◆ **Required work**
Repeat the listing that follows, character for character, minus the pictures.
═════ Items
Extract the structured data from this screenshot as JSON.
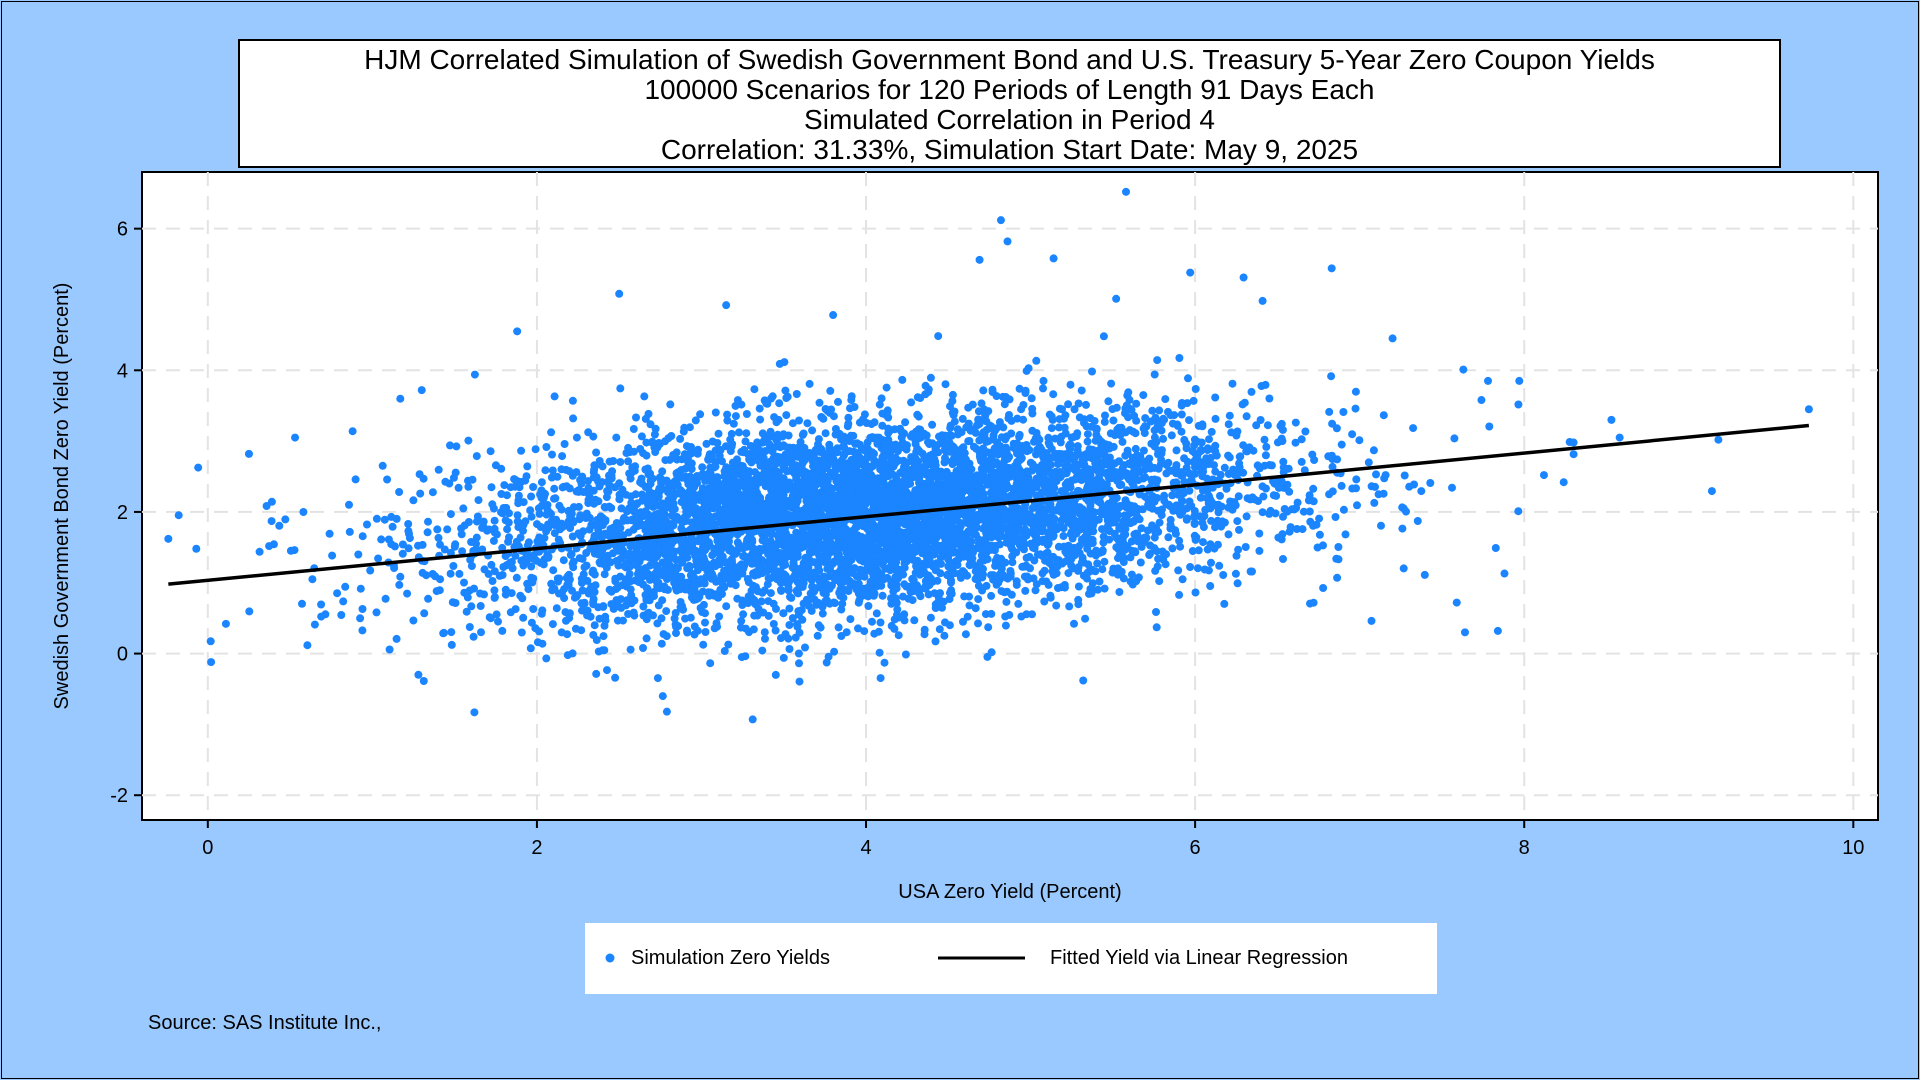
{
  "chart_data": {
    "type": "scatter",
    "title_lines": [
      "HJM Correlated Simulation of Swedish Government Bond and U.S. Treasury 5-Year Zero Coupon Yields",
      "100000 Scenarios for 120 Periods of Length 91 Days Each",
      "Simulated Correlation in Period 4",
      "Correlation: 31.33%,  Simulation Start Date:        May 9, 2025"
    ],
    "xlabel": "USA Zero Yield (Percent)",
    "ylabel": "Swedish Government Bond Zero Yield (Percent)",
    "xlim": [
      -0.4,
      10.15
    ],
    "ylim": [
      -2.35,
      6.8
    ],
    "x_ticks": [
      0,
      2,
      4,
      6,
      8,
      10
    ],
    "y_ticks": [
      -2,
      0,
      2,
      4,
      6
    ],
    "grid": true,
    "legend_position": "bottom",
    "series": [
      {
        "name": "Simulation Zero Yields",
        "kind": "scatter",
        "color": "#1a85ff",
        "scenario_count": 100000,
        "cloud_center": [
          4.0,
          1.95
        ],
        "cloud_sd": [
          1.2,
          0.72
        ],
        "correlation": 0.3133,
        "points": [
          [
            -0.24,
            1.62
          ],
          [
            -0.07,
            1.48
          ],
          [
            0.02,
            -0.12
          ],
          [
            0.11,
            0.42
          ],
          [
            0.25,
            2.82
          ],
          [
            0.53,
            3.05
          ],
          [
            0.88,
            3.14
          ],
          [
            1.3,
            3.72
          ],
          [
            1.62,
            -0.83
          ],
          [
            1.88,
            4.55
          ],
          [
            2.5,
            5.08
          ],
          [
            2.79,
            -0.82
          ],
          [
            3.15,
            4.92
          ],
          [
            3.8,
            4.78
          ],
          [
            4.82,
            6.12
          ],
          [
            4.86,
            5.82
          ],
          [
            4.69,
            5.56
          ],
          [
            5.14,
            5.58
          ],
          [
            5.58,
            6.52
          ],
          [
            5.52,
            5.01
          ],
          [
            5.97,
            5.38
          ],
          [
            6.41,
            4.98
          ],
          [
            6.83,
            5.44
          ],
          [
            5.32,
            -0.38
          ],
          [
            7.2,
            4.45
          ],
          [
            7.63,
            4.01
          ],
          [
            7.78,
            3.85
          ],
          [
            7.97,
            3.85
          ],
          [
            8.12,
            2.52
          ],
          [
            8.24,
            2.42
          ],
          [
            8.53,
            3.3
          ],
          [
            8.58,
            3.05
          ],
          [
            9.18,
            3.02
          ],
          [
            9.73,
            3.45
          ],
          [
            7.59,
            0.72
          ],
          [
            7.64,
            0.3
          ],
          [
            7.84,
            0.32
          ],
          [
            7.88,
            1.13
          ],
          [
            7.74,
            3.58
          ],
          [
            8.3,
            2.98
          ]
        ]
      },
      {
        "name": "Fitted Yield via Linear Regression",
        "kind": "line",
        "color": "#000000",
        "x": [
          -0.24,
          9.73
        ],
        "y": [
          0.98,
          3.22
        ]
      }
    ],
    "source": "Source: SAS Institute Inc.,"
  }
}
══════════
◆ **Task result**
Extract the structured data from this screenshot as JSON.
{
  "chart_data": {
    "type": "scatter",
    "title_lines": [
      "HJM Correlated Simulation of Swedish Government Bond and U.S. Treasury 5-Year Zero Coupon Yields",
      "100000 Scenarios for 120 Periods of Length 91 Days Each",
      "Simulated Correlation in Period 4",
      "Correlation: 31.33%,  Simulation Start Date:        May 9, 2025"
    ],
    "xlabel": "USA Zero Yield (Percent)",
    "ylabel": "Swedish Government Bond Zero Yield (Percent)",
    "xlim": [
      -0.4,
      10.15
    ],
    "ylim": [
      -2.35,
      6.8
    ],
    "x_ticks": [
      0,
      2,
      4,
      6,
      8,
      10
    ],
    "y_ticks": [
      -2,
      0,
      2,
      4,
      6
    ],
    "grid": true,
    "legend_position": "bottom",
    "series": [
      {
        "name": "Simulation Zero Yields",
        "kind": "scatter",
        "color": "#1a85ff",
        "scenario_count": 100000,
        "cloud_center": [
          4.0,
          1.95
        ],
        "cloud_sd": [
          1.2,
          0.72
        ],
        "correlation": 0.3133,
        "points": [
          [
            -0.24,
            1.62
          ],
          [
            -0.07,
            1.48
          ],
          [
            0.02,
            -0.12
          ],
          [
            0.11,
            0.42
          ],
          [
            0.25,
            2.82
          ],
          [
            0.53,
            3.05
          ],
          [
            0.88,
            3.14
          ],
          [
            1.3,
            3.72
          ],
          [
            1.62,
            -0.83
          ],
          [
            1.88,
            4.55
          ],
          [
            2.5,
            5.08
          ],
          [
            2.79,
            -0.82
          ],
          [
            3.15,
            4.92
          ],
          [
            3.8,
            4.78
          ],
          [
            4.82,
            6.12
          ],
          [
            4.86,
            5.82
          ],
          [
            4.69,
            5.56
          ],
          [
            5.14,
            5.58
          ],
          [
            5.58,
            6.52
          ],
          [
            5.52,
            5.01
          ],
          [
            5.97,
            5.38
          ],
          [
            6.41,
            4.98
          ],
          [
            6.83,
            5.44
          ],
          [
            5.32,
            -0.38
          ],
          [
            7.2,
            4.45
          ],
          [
            7.63,
            4.01
          ],
          [
            7.78,
            3.85
          ],
          [
            7.97,
            3.85
          ],
          [
            8.12,
            2.52
          ],
          [
            8.24,
            2.42
          ],
          [
            8.53,
            3.3
          ],
          [
            8.58,
            3.05
          ],
          [
            9.18,
            3.02
          ],
          [
            9.73,
            3.45
          ],
          [
            7.59,
            0.72
          ],
          [
            7.64,
            0.3
          ],
          [
            7.84,
            0.32
          ],
          [
            7.88,
            1.13
          ],
          [
            7.74,
            3.58
          ],
          [
            8.3,
            2.98
          ]
        ]
      },
      {
        "name": "Fitted Yield via Linear Regression",
        "kind": "line",
        "color": "#000000",
        "x": [
          -0.24,
          9.73
        ],
        "y": [
          0.98,
          3.22
        ]
      }
    ],
    "source": "Source: SAS Institute Inc.,"
  }
}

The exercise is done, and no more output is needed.